> [Objective]:
Filter the entries below, keeping only lines with the word "Trier".

————————

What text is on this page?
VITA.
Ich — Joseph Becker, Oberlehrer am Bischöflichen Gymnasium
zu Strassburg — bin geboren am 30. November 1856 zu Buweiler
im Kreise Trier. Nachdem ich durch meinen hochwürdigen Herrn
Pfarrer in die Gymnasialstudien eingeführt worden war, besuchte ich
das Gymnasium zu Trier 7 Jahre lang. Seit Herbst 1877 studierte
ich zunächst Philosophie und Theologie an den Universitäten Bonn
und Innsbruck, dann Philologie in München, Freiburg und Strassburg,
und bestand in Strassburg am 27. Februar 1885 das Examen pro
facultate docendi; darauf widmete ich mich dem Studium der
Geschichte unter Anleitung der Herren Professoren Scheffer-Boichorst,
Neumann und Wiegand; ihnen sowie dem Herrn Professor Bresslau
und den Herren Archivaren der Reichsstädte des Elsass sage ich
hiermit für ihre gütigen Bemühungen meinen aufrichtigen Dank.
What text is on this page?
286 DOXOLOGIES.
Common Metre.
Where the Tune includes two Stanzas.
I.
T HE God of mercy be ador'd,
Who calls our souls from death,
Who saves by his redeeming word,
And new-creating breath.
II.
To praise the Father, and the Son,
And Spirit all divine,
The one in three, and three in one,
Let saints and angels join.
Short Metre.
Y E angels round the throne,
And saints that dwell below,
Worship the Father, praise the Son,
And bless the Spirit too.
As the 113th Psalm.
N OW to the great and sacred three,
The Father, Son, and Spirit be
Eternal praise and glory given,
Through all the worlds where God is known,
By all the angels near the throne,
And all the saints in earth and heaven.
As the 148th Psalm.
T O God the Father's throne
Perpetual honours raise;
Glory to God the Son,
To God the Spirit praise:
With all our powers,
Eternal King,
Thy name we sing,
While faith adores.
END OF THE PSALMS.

————————

> [Solution]:
im Kreise Trier. Nachdem ich durch meinen hochwürdigen Herrn
das Gymnasium zu Trier 7 Jahre lang. Seit Herbst 1877 studierte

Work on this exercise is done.